··· Record list

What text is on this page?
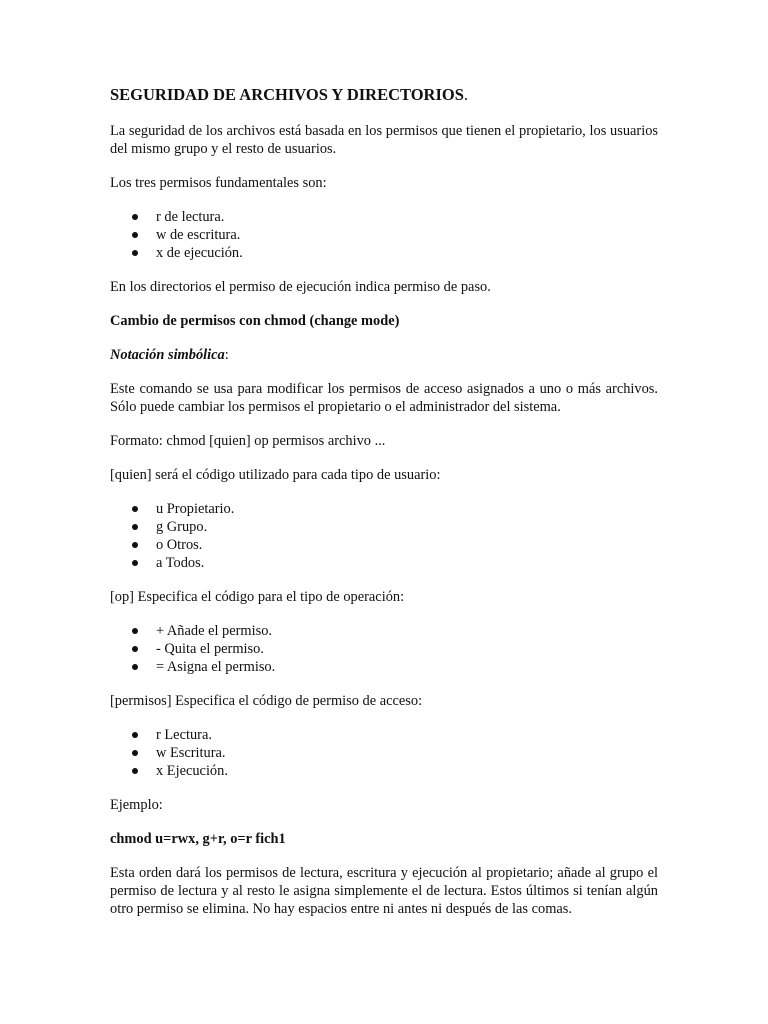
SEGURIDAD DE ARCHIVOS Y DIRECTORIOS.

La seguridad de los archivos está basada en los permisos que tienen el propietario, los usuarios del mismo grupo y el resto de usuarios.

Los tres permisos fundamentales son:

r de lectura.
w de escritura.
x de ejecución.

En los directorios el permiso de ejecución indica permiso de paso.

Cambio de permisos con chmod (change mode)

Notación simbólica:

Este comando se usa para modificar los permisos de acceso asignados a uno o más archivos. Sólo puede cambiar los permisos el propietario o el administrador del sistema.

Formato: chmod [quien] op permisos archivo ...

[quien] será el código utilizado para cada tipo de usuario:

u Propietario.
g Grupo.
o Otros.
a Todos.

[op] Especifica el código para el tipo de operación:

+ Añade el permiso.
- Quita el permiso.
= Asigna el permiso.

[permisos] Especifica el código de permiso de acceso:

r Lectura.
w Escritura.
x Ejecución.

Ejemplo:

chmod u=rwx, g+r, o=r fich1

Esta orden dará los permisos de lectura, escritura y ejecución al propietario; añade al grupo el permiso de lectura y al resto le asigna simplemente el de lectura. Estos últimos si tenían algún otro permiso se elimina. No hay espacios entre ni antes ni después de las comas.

······
··· Record list

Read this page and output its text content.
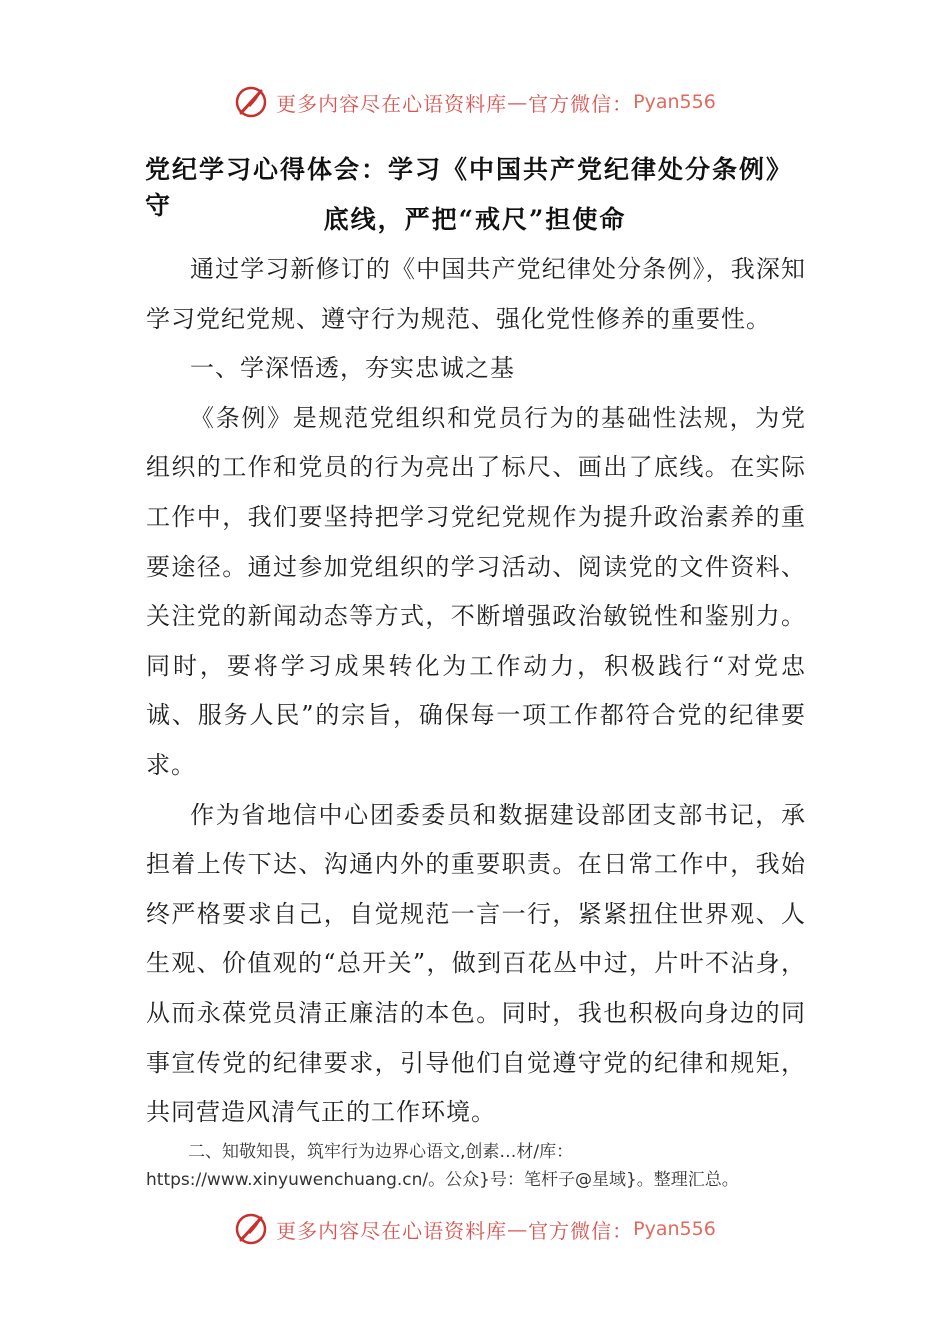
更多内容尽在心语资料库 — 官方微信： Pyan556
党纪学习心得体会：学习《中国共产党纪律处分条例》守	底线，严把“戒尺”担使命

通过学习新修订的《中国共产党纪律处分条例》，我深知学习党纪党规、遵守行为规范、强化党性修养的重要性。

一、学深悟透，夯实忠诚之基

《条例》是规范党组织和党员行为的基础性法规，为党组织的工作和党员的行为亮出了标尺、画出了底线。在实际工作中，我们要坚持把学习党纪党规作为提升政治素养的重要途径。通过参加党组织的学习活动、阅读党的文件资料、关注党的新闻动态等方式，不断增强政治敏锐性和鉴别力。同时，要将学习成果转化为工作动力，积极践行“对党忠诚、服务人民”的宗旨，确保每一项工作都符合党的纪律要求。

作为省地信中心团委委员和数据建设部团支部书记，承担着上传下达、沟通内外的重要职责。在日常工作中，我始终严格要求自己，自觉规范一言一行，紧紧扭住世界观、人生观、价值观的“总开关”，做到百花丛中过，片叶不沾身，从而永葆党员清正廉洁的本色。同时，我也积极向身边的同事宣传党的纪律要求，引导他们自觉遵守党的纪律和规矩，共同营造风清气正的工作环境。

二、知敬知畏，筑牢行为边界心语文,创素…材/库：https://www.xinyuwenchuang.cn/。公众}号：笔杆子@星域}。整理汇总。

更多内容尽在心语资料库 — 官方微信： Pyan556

······

## What is being asked:
Search the lines for the word "Especifica" and report how many contain it, by number only.

## Complete response:
2